Extracted text:
# How many words does your dog know



## Rapide561 (Oct 1, 2005)

Hi

Jenny, the Weimaraner who I look after, is clearly very intelligent. She knows words such as walk, lead, pee pee, sit, breakfast, dinner etc. 

Yesterday, I thought I would try and teach her some new words. For her breakfast yesterday, she had scrambled egg and salmon. I repeated the words several times and kept opening and closing the firdge door, in order for her to "make a connection". 

This morning, I asked her if she wanted eggs and salmon. Amazingly, she went to the fridge. 

I wonder how many words a dog could have in their memory. 

Russell

Here is a pic of Jennifer taken a couple of months ago.


----------



## damondunc (Feb 14, 2006)

Hi Russell 

Lady Muck or what :wink: 

SUITS YOU  

Chris


----------



## Briarose (Oct 9, 2007)

If I go and sit at your fridge tomorrow can I have eggs and salmon.........talk about a dogs life :wink:


----------



## carolgavin (May 9, 2005)

Neo knows letters as well even though brains are sadly not his strong point     He can spell w a l k you only have to say Neo w and he goes and gets his lead. He also knows 'oi give me back my dinner' as he runs off into the sunset. Strangely he also knows 'malteser' and expects them to be rolled along the floor for him to catch. Who is teaching who I wonder. Finally he knows sherry make of that what you will :lol: :lol: :lol: :lol:


----------



## patnles (Oct 26, 2006)

Elsa, our labrador knew quite a few eg. dinner, cheese, milk, biscuit, walk, leave, heel, sit, come, down, wait, stay, off, wee wee, car, bed, garden, water. She knew family and friends by name and she also knew all of her toys by name. I say knew, as she is 14 now and very deaf but I also taught her a few hand signals when she was young and learning to retrieve and they come in handy now.
I've always had labs but Elsa is definitely the most intelligent I've ever had.
Both her parents were working dogs and she has a lot of field trial champs in her pedigree which contributed to her being very high maintenance as a young dog but an absolute joy to train. 
Russell....I would imagin Weims would be much the same being gun dogs. 
Jenny is very pretty BTW.
Edited to add photo using Zebedee and SandJ's instructions. Thankyou both


----------



## asprn (Feb 10, 2006)

Rapide561 said:


> I wonder how many words a dog could have in their memory


My black lab Ben could answer questions. Only two, but nevertheless correctly.... :-

Me: "What goes on the top of a house, Ben?"
Ben: "ROOF"

Me: "What does sandpaper feel like, Ben?"
Ben: "ROUGH"

Bet your dog can't do *that*.

Dougie.


----------



## patnles (Oct 26, 2006)

asprn said:


> Rapide561 said:
> 
> 
> > I wonder how many words a dog could have in their memory
> ...

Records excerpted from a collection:
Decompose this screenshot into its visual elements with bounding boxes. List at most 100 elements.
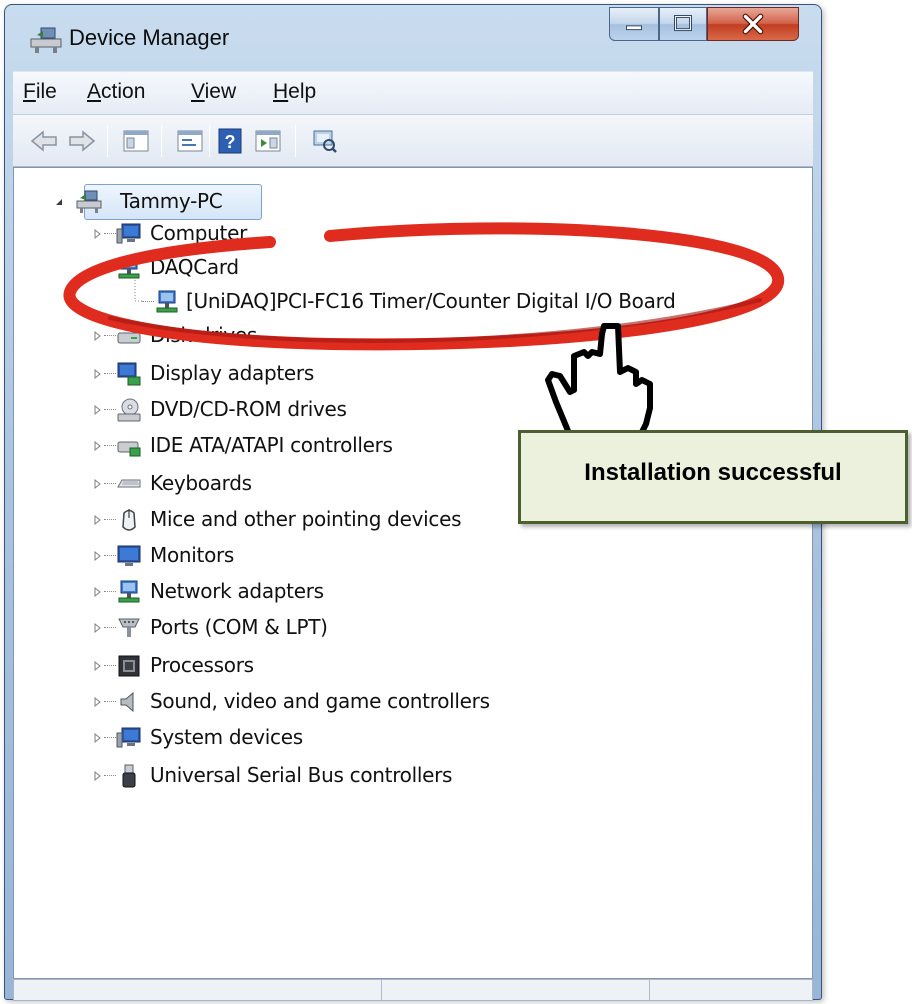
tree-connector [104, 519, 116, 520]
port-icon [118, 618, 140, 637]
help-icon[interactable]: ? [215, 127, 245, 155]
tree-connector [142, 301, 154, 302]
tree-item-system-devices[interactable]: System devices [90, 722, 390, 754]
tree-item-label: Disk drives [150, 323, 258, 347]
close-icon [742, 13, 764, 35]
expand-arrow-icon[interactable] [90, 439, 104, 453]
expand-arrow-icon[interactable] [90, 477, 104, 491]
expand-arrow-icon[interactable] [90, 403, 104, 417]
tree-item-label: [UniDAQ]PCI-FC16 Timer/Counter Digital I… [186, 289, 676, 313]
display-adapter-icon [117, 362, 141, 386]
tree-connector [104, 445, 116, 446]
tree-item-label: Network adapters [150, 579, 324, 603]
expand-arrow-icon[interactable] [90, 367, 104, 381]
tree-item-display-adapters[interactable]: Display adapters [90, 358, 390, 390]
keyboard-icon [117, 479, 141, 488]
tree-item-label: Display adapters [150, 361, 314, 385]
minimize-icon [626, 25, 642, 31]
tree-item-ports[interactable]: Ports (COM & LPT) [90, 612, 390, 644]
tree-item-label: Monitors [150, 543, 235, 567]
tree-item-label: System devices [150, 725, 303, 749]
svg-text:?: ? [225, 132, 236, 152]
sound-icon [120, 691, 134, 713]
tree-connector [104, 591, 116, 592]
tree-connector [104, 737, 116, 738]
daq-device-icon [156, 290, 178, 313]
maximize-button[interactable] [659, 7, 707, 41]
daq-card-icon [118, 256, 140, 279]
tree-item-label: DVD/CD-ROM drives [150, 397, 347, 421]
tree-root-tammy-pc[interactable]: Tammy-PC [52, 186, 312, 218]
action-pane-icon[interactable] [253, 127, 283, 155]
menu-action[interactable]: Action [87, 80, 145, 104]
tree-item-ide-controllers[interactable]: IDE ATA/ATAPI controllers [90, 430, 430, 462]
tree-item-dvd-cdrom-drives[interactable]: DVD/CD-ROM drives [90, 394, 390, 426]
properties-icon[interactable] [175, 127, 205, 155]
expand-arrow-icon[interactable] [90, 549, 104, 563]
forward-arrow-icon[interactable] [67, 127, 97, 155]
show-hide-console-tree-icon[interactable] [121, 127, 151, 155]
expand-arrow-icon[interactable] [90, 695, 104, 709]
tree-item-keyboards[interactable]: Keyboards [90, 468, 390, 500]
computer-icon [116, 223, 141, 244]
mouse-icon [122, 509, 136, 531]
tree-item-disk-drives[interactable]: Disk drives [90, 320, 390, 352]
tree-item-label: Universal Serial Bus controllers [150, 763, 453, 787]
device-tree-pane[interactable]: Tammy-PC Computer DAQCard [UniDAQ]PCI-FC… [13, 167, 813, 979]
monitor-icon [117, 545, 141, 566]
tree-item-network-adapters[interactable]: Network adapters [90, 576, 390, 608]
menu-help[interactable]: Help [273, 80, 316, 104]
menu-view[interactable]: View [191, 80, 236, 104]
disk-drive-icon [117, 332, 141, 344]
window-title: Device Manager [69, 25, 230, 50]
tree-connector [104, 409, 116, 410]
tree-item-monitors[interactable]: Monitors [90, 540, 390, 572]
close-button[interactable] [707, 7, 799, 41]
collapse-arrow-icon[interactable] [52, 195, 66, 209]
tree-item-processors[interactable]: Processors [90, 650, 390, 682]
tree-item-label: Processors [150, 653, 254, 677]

Required work:
- a) Rewrite the part of the dog vocabulary thread starting at "Jenny, the Weimaraner" and ending at "in their memory.", putting "trout" in place of "salmon".
- b) Answer these questions using the dog vocabulary thread, marking your answers (i), (ii) and (iii):
(i) What breed of dog is Jenny?
(ii) How old is Elsa?
(iii) What did Ben answer when asked what goes on the top of a house?
- c) State whether each statement agrees with the dog vocabulary thread, answering yes or no and quoting the words that decide it:
(i) Jenny went to the fridge when asked if she wanted eggs and salmon.
(ii) Elsa is the first labrador patnles has owned.
(iii) Ben could answer three questions.

Answers by task:
- a)
Jenny, the Weimaraner who I look after, is clearly very intelligent. She knows words such as walk, lead, pee pee, sit, breakfast, dinner etc. 

Yesterday, I thought I would try and teach her some new words. For her breakfast yesterday, she had scrambled egg and trout. I repeated the words several times and kept opening and closing the firdge door, in order for her to "make a connection". 

This morning, I asked her if she wanted eggs and trout. Amazingly, she went to the fridge. 

I wonder how many words a dog could have in their memory.

- b)
(i) A Weimaraner.
(ii) 14.
(iii) "ROOF".

- c)
(i) Yes: "Amazingly, she went to the fridge."
(ii) No: "I've always had labs but Elsa is definitely the most intelligent I've ever had."
(iii) No: "Only two, but nevertheless correctly"